**Request**
Reproduce the material in full, exactly as written.

**Record list**
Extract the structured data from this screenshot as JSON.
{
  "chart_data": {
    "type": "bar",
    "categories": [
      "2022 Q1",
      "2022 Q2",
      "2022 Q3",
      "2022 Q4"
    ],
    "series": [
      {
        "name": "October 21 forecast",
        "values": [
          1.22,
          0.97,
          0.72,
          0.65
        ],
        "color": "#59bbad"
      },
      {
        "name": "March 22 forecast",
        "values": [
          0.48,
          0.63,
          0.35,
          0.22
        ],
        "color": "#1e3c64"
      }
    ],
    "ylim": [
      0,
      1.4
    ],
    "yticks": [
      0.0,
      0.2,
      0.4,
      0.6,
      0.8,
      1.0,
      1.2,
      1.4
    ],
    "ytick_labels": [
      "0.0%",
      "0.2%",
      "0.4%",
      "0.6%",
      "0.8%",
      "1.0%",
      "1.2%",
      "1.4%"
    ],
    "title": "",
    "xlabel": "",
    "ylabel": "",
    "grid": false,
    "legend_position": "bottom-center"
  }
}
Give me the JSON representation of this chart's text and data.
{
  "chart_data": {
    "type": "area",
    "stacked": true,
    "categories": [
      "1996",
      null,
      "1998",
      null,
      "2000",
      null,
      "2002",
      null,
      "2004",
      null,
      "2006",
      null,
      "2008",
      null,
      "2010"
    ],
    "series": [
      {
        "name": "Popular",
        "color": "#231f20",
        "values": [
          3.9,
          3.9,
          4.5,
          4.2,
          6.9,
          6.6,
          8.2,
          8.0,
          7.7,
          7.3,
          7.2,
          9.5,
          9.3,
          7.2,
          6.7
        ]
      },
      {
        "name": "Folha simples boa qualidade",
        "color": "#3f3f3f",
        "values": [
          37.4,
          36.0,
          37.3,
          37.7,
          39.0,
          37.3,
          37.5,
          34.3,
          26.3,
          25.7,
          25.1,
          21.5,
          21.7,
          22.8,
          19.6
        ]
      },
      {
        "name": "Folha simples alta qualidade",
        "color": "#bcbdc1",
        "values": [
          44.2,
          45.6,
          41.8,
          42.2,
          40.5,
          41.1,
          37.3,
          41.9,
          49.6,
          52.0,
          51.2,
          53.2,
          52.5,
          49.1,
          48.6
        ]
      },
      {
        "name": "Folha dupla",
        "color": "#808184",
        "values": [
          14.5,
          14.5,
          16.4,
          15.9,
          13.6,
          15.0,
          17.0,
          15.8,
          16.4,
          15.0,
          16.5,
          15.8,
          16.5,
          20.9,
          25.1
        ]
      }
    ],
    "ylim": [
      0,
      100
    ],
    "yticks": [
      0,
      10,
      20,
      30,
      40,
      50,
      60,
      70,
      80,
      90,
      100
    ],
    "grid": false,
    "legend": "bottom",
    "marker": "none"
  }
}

**Exercise output**
Extract the structured data from this screenshot as JSON.
{
  "chart_data": {
    "type": "bar",
    "categories": [
      "2022 Q1",
      "2022 Q2",
      "2022 Q3",
      "2022 Q4"
    ],
    "series": [
      {
        "name": "October 21 forecast",
        "values": [
          1.22,
          0.97,
          0.72,
          0.65
        ],
        "color": "#59bbad"
      },
      {
        "name": "March 22 forecast",
        "values": [
          0.48,
          0.63,
          0.35,
          0.22
        ],
        "color": "#1e3c64"
      }
    ],
    "ylim": [
      0,
      1.4
    ],
    "yticks": [
      0.0,
      0.2,
      0.4,
      0.6,
      0.8,
      1.0,
      1.2,
      1.4
    ],
    "ytick_labels": [
      "0.0%",
      "0.2%",
      "0.4%",
      "0.6%",
      "0.8%",
      "1.0%",
      "1.2%",
      "1.4%"
    ],
    "title": "",
    "xlabel": "",
    "ylabel": "",
    "grid": false,
    "legend_position": "bottom-center"
  }
}
Give me the JSON representation of this chart's text and data.
{
  "chart_data": {
    "type": "area",
    "stacked": true,
    "categories": [
      "1996",
      null,
      "1998",
      null,
      "2000",
      null,
      "2002",
      null,
      "2004",
      null,
      "2006",
      null,
      "2008",
      null,
      "2010"
    ],
    "series": [
      {
        "name": "Popular",
        "color": "#231f20",
        "values": [
          3.9,
          3.9,
          4.5,
          4.2,
          6.9,
          6.6,
          8.2,
          8.0,
          7.7,
          7.3,
          7.2,
          9.5,
          9.3,
          7.2,
          6.7
        ]
      },
      {
        "name": "Folha simples boa qualidade",
        "color": "#3f3f3f",
        "values": [
          37.4,
          36.0,
          37.3,
          37.7,
          39.0,
          37.3,
          37.5,
          34.3,
          26.3,
          25.7,
          25.1,
          21.5,
          21.7,
          22.8,
          19.6
        ]
      },
      {
        "name": "Folha simples alta qualidade",
        "color": "#bcbdc1",
        "values": [
          44.2,
          45.6,
          41.8,
          42.2,
          40.5,
          41.1,
          37.3,
          41.9,
          49.6,
          52.0,
          51.2,
          53.2,
          52.5,
          49.1,
          48.6
        ]
      },
      {
        "name": "Folha dupla",
        "color": "#808184",
        "values": [
          14.5,
          14.5,
          16.4,
          15.9,
          13.6,
          15.0,
          17.0,
          15.8,
          16.4,
          15.0,
          16.5,
          15.8,
          16.5,
          20.9,
          25.1
        ]
      }
    ],
    "ylim": [
      0,
      100
    ],
    "yticks": [
      0,
      10,
      20,
      30,
      40,
      50,
      60,
      70,
      80,
      90,
      100
    ],
    "grid": false,
    "legend": "bottom",
    "marker": "none"
  }
}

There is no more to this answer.